## Materials provided
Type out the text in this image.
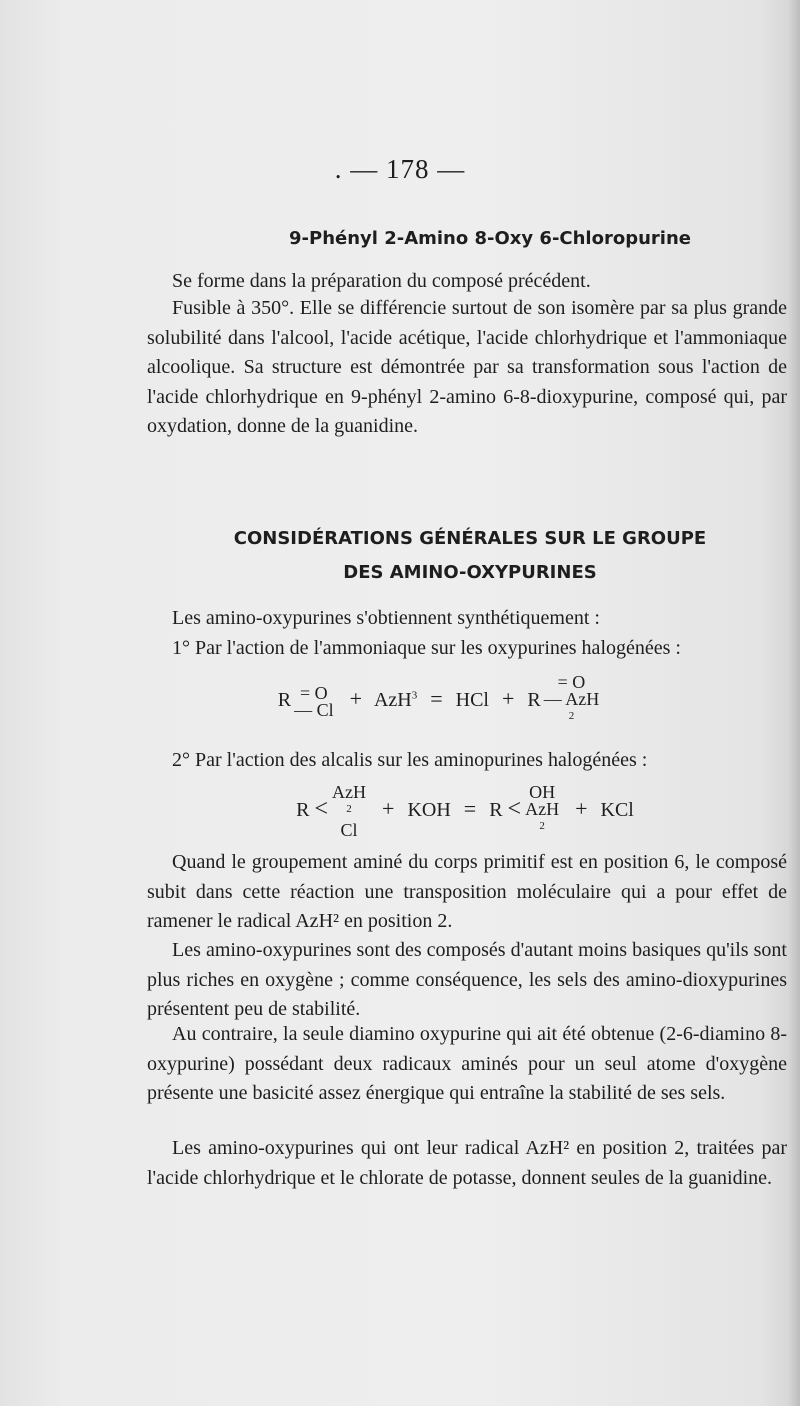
. — 178 —
9-Phényl 2-Amino 8-Oxy 6-Chloropurine
Se forme dans la préparation du composé précédent.
Fusible à 350°. Elle se différencie surtout de son isomère par sa plus grande solubilité dans l'alcool, l'acide acétique, l'acide chlorhydrique et l'ammoniaque alcoolique. Sa structure est démontrée par sa transformation sous l'action de l'acide chlorhydrique en 9-phényl 2-amino 6-8-dioxypurine, composé qui, par oxydation, donne de la guanidine.
CONSIDÉRATIONS GÉNÉRALES SUR LE GROUPE
DES AMINO-OXYPURINES
Les amino-oxypurines s'obtiennent synthétiquement :
1° Par l'action de l'ammoniaque sur les oxypurines halogénées :
R = O
— Cl + AzH$^3$ = HCl + R
= O
— AzH
$^2$
2° Par l'action des alcalis sur les aminopurines halogénées :
R <
AzH
$^2$
Cl
+ KOH = R <
OH
AzH
$^2$
+ KCl
Quand le groupement aminé du corps primitif est en position 6, le composé subit dans cette réaction une transposition moléculaire qui a pour effet de ramener le radical AzH² en position 2.
Les amino-oxypurines sont des composés d'autant moins basiques qu'ils sont plus riches en oxygène ; comme conséquence, les sels des amino-dioxypurines présentent peu de stabilité.
Au contraire, la seule diamino oxypurine qui ait été obtenue (2-6-diamino 8-oxypurine) possédant deux radicaux aminés pour un seul atome d'oxygène présente une basicité assez énergique qui entraîne la stabilité de ses sels.
Les amino-oxypurines qui ont leur radical AzH² en position 2, traitées par l'acide chlorhydrique et le chlorate de potasse, donnent seules de la guanidine.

## Written instruction
Pictures are to be left out; all else in the entries above is to be quoted exactly.

## Written response
Type out the text in this image.
. — 178 —
9-Phényl 2-Amino 8-Oxy 6-Chloropurine
Se forme dans la préparation du composé précédent.
Fusible à 350°. Elle se différencie surtout de son isomère par sa plus grande solubilité dans l'alcool, l'acide acétique, l'acide chlorhydrique et l'ammoniaque alcoolique. Sa structure est démontrée par sa transformation sous l'action de l'acide chlorhydrique en 9-phényl 2-amino 6-8-dioxypurine, composé qui, par oxydation, donne de la guanidine.
CONSIDÉRATIONS GÉNÉRALES SUR LE GROUPE
DES AMINO-OXYPURINES
Les amino-oxypurines s'obtiennent synthétiquement :
1° Par l'action de l'ammoniaque sur les oxypurines halogénées :
R = O
— Cl + AzH$^3$ = HCl + R
= O
— AzH
$^2$
2° Par l'action des alcalis sur les aminopurines halogénées :
R <
AzH
$^2$
Cl
+ KOH = R <
OH
AzH
$^2$
+ KCl
Quand le groupement aminé du corps primitif est en position 6, le composé subit dans cette réaction une transposition moléculaire qui a pour effet de ramener le radical AzH² en position 2.
Les amino-oxypurines sont des composés d'autant moins basiques qu'ils sont plus riches en oxygène ; comme conséquence, les sels des amino-dioxypurines présentent peu de stabilité.
Au contraire, la seule diamino oxypurine qui ait été obtenue (2-6-diamino 8-oxypurine) possédant deux radicaux aminés pour un seul atome d'oxygène présente une basicité assez énergique qui entraîne la stabilité de ses sels.
Les amino-oxypurines qui ont leur radical AzH² en position 2, traitées par l'acide chlorhydrique et le chlorate de potasse, donnent seules de la guanidine.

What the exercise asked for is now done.